Return all of the data exactly as given.

• • •

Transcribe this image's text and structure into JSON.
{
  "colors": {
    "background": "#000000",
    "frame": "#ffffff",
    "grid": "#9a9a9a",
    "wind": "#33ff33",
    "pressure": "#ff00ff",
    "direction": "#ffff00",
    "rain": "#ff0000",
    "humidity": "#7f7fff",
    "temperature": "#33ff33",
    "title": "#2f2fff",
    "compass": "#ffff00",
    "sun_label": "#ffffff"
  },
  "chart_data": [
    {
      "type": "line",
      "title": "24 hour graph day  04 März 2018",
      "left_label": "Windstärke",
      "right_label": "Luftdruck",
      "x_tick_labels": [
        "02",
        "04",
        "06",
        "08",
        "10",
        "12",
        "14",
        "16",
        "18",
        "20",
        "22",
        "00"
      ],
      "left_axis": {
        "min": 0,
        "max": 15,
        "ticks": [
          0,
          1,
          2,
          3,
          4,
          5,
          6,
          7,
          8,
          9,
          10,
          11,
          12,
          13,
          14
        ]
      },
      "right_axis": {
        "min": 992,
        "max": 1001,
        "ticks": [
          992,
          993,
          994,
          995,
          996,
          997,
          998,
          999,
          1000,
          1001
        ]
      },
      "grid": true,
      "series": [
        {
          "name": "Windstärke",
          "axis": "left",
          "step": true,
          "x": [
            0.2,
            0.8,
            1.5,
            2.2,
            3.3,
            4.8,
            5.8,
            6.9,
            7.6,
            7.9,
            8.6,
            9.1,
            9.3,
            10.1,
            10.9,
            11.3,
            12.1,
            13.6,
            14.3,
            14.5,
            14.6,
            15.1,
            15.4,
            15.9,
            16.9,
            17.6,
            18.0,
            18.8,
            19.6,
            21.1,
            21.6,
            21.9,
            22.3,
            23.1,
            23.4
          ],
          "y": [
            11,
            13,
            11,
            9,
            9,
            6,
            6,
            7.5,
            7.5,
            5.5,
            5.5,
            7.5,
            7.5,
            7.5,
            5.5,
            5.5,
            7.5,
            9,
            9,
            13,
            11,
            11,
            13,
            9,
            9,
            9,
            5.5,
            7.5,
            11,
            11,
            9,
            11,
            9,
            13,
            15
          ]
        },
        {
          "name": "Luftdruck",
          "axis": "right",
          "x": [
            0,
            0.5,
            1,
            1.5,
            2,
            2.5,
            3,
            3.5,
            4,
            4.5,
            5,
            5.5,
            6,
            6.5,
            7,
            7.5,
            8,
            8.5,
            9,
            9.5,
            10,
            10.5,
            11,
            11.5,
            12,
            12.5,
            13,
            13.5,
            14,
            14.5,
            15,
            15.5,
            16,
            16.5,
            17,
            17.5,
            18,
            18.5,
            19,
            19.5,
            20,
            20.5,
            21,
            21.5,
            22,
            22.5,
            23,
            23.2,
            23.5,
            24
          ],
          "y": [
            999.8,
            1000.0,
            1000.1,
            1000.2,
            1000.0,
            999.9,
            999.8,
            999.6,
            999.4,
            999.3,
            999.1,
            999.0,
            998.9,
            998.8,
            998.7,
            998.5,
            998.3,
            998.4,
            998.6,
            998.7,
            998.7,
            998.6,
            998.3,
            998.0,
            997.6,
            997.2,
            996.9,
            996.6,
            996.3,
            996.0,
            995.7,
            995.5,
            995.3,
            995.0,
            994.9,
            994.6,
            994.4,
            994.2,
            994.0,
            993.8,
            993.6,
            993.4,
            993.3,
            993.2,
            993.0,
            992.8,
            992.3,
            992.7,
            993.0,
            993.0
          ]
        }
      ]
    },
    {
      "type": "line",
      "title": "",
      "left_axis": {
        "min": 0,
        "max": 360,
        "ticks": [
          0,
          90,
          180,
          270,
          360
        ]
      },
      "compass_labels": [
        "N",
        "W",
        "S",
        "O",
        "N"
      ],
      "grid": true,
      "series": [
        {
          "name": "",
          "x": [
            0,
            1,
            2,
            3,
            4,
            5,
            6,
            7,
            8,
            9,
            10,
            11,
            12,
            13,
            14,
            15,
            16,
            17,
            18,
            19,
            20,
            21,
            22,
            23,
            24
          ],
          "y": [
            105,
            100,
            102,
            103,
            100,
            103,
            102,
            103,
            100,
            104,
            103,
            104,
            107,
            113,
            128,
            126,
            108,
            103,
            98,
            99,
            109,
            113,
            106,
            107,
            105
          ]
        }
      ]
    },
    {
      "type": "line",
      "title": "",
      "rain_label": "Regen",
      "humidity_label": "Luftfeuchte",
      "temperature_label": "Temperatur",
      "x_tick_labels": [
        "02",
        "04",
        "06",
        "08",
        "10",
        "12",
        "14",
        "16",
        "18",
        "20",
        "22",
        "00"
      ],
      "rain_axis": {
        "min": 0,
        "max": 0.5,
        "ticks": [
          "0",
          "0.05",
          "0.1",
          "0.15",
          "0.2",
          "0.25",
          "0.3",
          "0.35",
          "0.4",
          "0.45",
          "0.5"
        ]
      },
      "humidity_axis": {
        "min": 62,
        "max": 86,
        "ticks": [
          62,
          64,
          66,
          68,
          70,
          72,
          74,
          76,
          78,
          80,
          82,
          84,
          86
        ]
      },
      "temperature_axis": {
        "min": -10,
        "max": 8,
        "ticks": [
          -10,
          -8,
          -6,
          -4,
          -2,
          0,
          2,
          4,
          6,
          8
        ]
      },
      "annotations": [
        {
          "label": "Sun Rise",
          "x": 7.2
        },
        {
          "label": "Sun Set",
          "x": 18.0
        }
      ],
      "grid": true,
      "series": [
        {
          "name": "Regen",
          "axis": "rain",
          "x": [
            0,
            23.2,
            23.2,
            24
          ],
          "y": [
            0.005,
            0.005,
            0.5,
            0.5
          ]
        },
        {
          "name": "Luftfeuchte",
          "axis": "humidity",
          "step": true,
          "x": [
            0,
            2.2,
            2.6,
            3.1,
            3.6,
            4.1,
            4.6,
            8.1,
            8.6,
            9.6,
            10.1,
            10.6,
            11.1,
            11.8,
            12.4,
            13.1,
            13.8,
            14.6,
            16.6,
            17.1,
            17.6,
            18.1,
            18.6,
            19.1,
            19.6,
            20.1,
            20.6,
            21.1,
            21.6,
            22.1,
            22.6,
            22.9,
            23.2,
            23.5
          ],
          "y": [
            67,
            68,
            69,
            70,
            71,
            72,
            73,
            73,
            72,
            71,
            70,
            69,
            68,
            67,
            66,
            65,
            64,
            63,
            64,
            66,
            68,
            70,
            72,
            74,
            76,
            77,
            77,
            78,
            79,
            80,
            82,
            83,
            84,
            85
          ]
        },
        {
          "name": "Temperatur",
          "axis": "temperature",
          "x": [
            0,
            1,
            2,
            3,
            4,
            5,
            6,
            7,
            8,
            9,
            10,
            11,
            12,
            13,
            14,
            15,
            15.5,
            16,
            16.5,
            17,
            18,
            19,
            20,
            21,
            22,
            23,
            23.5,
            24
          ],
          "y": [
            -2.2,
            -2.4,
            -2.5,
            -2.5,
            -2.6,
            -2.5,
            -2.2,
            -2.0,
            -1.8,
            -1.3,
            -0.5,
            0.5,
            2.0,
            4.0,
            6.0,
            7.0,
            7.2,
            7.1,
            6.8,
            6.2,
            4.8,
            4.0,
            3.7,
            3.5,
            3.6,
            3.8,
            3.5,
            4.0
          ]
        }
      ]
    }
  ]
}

• • •

Exercise answer:
Transcribe this image's text and structure into JSON.
{
  "colors": {
    "background": "#000000",
    "frame": "#ffffff",
    "grid": "#9a9a9a",
    "wind": "#33ff33",
    "pressure": "#ff00ff",
    "direction": "#ffff00",
    "rain": "#ff0000",
    "humidity": "#7f7fff",
    "temperature": "#33ff33",
    "title": "#2f2fff",
    "compass": "#ffff00",
    "sun_label": "#ffffff"
  },
  "chart_data": [
    {
      "type": "line",
      "title": "24 hour graph day  04 März 2018",
      "left_label": "Windstärke",
      "right_label": "Luftdruck",
      "x_tick_labels": [
        "02",
        "04",
        "06",
        "08",
        "10",
        "12",
        "14",
        "16",
        "18",
        "20",
        "22",
        "00"
      ],
      "left_axis": {
        "min": 0,
        "max": 15,
        "ticks": [
          0,
          1,
          2,
          3,
          4,
          5,
          6,
          7,
          8,
          9,
          10,
          11,
          12,
          13,
          14
        ]
      },
      "right_axis": {
        "min": 992,
        "max": 1001,
        "ticks": [
          992,
          993,
          994,
          995,
          996,
          997,
          998,
          999,
          1000,
          1001
        ]
      },
      "grid": true,
      "series": [
        {
          "name": "Windstärke",
          "axis": "left",
          "step": true,
          "x": [
            0.2,
            0.8,
            1.5,
            2.2,
            3.3,
            4.8,
            5.8,
            6.9,
            7.6,
            7.9,
            8.6,
            9.1,
            9.3,
            10.1,
            10.9,
            11.3,
            12.1,
            13.6,
            14.3,
            14.5,
            14.6,
            15.1,
            15.4,
            15.9,
            16.9,
            17.6,
            18.0,
            18.8,
            19.6,
            21.1,
            21.6,
            21.9,
            22.3,
            23.1,
            23.4
          ],
          "y": [
            11,
            13,
            11,
            9,
            9,
            6,
            6,
            7.5,
            7.5,
            5.5,
            5.5,
            7.5,
            7.5,
            7.5,
            5.5,
            5.5,
            7.5,
            9,
            9,
            13,
            11,
            11,
            13,
            9,
            9,
            9,
            5.5,
            7.5,
            11,
            11,
            9,
            11,
            9,
            13,
            15
          ]
        },
        {
          "name": "Luftdruck",
          "axis": "right",
          "x": [
            0,
            0.5,
            1,
            1.5,
            2,
            2.5,
            3,
            3.5,
            4,
            4.5,
            5,
            5.5,
            6,
            6.5,
            7,
            7.5,
            8,
            8.5,
            9,
            9.5,
            10,
            10.5,
            11,
            11.5,
            12,
            12.5,
            13,
            13.5,
            14,
            14.5,
            15,
            15.5,
            16,
            16.5,
            17,
            17.5,
            18,
            18.5,
            19,
            19.5,
            20,
            20.5,
            21,
            21.5,
            22,
            22.5,
            23,
            23.2,
            23.5,
            24
          ],
          "y": [
            999.8,
            1000.0,
            1000.1,
            1000.2,
            1000.0,
            999.9,
            999.8,
            999.6,
            999.4,
            999.3,
            999.1,
            999.0,
            998.9,
            998.8,
            998.7,
            998.5,
            998.3,
            998.4,
            998.6,
            998.7,
            998.7,
            998.6,
            998.3,
            998.0,
            997.6,
            997.2,
            996.9,
            996.6,
            996.3,
            996.0,
            995.7,
            995.5,
            995.3,
            995.0,
            994.9,
            994.6,
            994.4,
            994.2,
            994.0,
            993.8,
            993.6,
            993.4,
            993.3,
            993.2,
            993.0,
            992.8,
            992.3,
            992.7,
            993.0,
            993.0
          ]
        }
      ]
    },
    {
      "type": "line",
      "title": "",
      "left_axis": {
        "min": 0,
        "max": 360,
        "ticks": [
          0,
          90,
          180,
          270,
          360
        ]
      },
      "compass_labels": [
        "N",
        "W",
        "S",
        "O",
        "N"
      ],
      "grid": true,
      "series": [
        {
          "name": "",
          "x": [
            0,
            1,
            2,
            3,
            4,
            5,
            6,
            7,
            8,
            9,
            10,
            11,
            12,
            13,
            14,
            15,
            16,
            17,
            18,
            19,
            20,
            21,
            22,
            23,
            24
          ],
          "y": [
            105,
            100,
            102,
            103,
            100,
            103,
            102,
            103,
            100,
            104,
            103,
            104,
            107,
            113,
            128,
            126,
            108,
            103,
            98,
            99,
            109,
            113,
            106,
            107,
            105
          ]
        }
      ]
    },
    {
      "type": "line",
      "title": "",
      "rain_label": "Regen",
      "humidity_label": "Luftfeuchte",
      "temperature_label": "Temperatur",
      "x_tick_labels": [
        "02",
        "04",
        "06",
        "08",
        "10",
        "12",
        "14",
        "16",
        "18",
        "20",
        "22",
        "00"
      ],
      "rain_axis": {
        "min": 0,
        "max": 0.5,
        "ticks": [
          "0",
          "0.05",
          "0.1",
          "0.15",
          "0.2",
          "0.25",
          "0.3",
          "0.35",
          "0.4",
          "0.45",
          "0.5"
        ]
      },
      "humidity_axis": {
        "min": 62,
        "max": 86,
        "ticks": [
          62,
          64,
          66,
          68,
          70,
          72,
          74,
          76,
          78,
          80,
          82,
          84,
          86
        ]
      },
      "temperature_axis": {
        "min": -10,
        "max": 8,
        "ticks": [
          -10,
          -8,
          -6,
          -4,
          -2,
          0,
          2,
          4,
          6,
          8
        ]
      },
      "annotations": [
        {
          "label": "Sun Rise",
          "x": 7.2
        },
        {
          "label": "Sun Set",
          "x": 18.0
        }
      ],
      "grid": true,
      "series": [
        {
          "name": "Regen",
          "axis": "rain",
          "x": [
            0,
            23.2,
            23.2,
            24
          ],
          "y": [
            0.005,
            0.005,
            0.5,
            0.5
          ]
        },
        {
          "name": "Luftfeuchte",
          "axis": "humidity",
          "step": true,
          "x": [
            0,
            2.2,
            2.6,
            3.1,
            3.6,
            4.1,
            4.6,
            8.1,
            8.6,
            9.6,
            10.1,
            10.6,
            11.1,
            11.8,
            12.4,
            13.1,
            13.8,
            14.6,
            16.6,
            17.1,
            17.6,
            18.1,
            18.6,
            19.1,
            19.6,
            20.1,
            20.6,
            21.1,
            21.6,
            22.1,
            22.6,
            22.9,
            23.2,
            23.5
          ],
          "y": [
            67,
            68,
            69,
            70,
            71,
            72,
            73,
            73,
            72,
            71,
            70,
            69,
            68,
            67,
            66,
            65,
            64,
            63,
            64,
            66,
            68,
            70,
            72,
            74,
            76,
            77,
            77,
            78,
            79,
            80,
            82,
            83,
            84,
            85
          ]
        },
        {
          "name": "Temperatur",
          "axis": "temperature",
          "x": [
            0,
            1,
            2,
            3,
            4,
            5,
            6,
            7,
            8,
            9,
            10,
            11,
            12,
            13,
            14,
            15,
            15.5,
            16,
            16.5,
            17,
            18,
            19,
            20,
            21,
            22,
            23,
            23.5,
            24
          ],
          "y": [
            -2.2,
            -2.4,
            -2.5,
            -2.5,
            -2.6,
            -2.5,
            -2.2,
            -2.0,
            -1.8,
            -1.3,
            -0.5,
            0.5,
            2.0,
            4.0,
            6.0,
            7.0,
            7.2,
            7.1,
            6.8,
            6.2,
            4.8,
            4.0,
            3.7,
            3.5,
            3.6,
            3.8,
            3.5,
            4.0
          ]
        }
      ]
    }
  ]
}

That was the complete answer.